[DIRECTIONS FOR THIS TASK]:
Copy out each line of the material below that holds the string "color".

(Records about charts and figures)
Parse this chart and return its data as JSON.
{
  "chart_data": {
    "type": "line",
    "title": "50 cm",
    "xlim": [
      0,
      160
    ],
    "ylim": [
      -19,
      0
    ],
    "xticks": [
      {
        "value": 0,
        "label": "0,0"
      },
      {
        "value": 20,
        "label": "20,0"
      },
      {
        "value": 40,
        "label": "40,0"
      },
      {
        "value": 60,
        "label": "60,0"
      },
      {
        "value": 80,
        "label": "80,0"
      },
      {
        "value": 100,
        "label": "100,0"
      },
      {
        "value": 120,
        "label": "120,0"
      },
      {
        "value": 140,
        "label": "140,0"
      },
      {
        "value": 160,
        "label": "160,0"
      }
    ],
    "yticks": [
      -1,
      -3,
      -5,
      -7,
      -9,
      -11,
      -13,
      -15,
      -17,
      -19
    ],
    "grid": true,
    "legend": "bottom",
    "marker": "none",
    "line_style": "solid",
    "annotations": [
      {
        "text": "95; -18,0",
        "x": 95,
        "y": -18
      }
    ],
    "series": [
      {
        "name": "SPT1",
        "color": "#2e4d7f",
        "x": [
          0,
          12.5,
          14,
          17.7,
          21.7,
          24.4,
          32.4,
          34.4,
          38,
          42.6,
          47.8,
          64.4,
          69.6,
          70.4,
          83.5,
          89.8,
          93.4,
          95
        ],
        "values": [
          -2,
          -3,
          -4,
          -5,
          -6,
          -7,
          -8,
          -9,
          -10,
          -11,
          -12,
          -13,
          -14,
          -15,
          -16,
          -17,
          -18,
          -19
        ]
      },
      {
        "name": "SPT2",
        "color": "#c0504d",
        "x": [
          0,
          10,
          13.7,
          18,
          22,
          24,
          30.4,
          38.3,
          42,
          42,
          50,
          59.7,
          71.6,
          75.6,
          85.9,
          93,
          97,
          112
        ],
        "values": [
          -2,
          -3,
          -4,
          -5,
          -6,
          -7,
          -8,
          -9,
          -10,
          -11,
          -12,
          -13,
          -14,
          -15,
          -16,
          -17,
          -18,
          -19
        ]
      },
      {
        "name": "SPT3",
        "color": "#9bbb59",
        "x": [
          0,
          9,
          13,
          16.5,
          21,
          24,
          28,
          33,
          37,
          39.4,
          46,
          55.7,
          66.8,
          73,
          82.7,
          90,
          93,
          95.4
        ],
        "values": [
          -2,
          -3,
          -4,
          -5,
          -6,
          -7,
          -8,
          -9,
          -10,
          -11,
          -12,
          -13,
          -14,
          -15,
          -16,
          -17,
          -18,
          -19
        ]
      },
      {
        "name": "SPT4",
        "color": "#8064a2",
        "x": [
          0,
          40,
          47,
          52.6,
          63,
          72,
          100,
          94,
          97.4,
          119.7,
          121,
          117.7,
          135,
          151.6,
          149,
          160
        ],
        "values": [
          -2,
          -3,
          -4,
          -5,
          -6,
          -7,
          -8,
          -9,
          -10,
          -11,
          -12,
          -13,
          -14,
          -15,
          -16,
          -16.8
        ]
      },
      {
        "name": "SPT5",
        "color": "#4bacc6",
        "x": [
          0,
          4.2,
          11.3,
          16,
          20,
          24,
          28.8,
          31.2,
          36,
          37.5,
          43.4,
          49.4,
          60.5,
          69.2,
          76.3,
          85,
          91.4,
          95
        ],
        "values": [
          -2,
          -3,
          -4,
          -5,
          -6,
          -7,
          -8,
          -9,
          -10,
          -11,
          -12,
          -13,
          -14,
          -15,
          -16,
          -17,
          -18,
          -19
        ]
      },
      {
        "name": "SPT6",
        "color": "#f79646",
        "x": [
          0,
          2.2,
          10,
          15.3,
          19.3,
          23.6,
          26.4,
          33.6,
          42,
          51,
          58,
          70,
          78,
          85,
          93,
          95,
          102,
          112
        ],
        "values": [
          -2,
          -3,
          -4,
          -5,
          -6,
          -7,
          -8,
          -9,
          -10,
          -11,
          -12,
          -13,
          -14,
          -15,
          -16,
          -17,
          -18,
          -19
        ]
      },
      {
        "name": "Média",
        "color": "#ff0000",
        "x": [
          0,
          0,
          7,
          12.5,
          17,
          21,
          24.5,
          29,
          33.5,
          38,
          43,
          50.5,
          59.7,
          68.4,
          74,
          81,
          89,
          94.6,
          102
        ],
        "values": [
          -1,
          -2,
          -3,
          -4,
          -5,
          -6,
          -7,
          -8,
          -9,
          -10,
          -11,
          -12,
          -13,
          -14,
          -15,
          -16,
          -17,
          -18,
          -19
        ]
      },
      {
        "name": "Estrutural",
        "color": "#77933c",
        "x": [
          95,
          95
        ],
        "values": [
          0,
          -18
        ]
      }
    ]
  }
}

[THE RESULT]:
        "color": "#2e4d7f",
        "color": "#c0504d",
        "color": "#9bbb59",
        "color": "#8064a2",
        "color": "#4bacc6",
        "color": "#f79646",
        "color": "#ff0000",
        "color": "#77933c",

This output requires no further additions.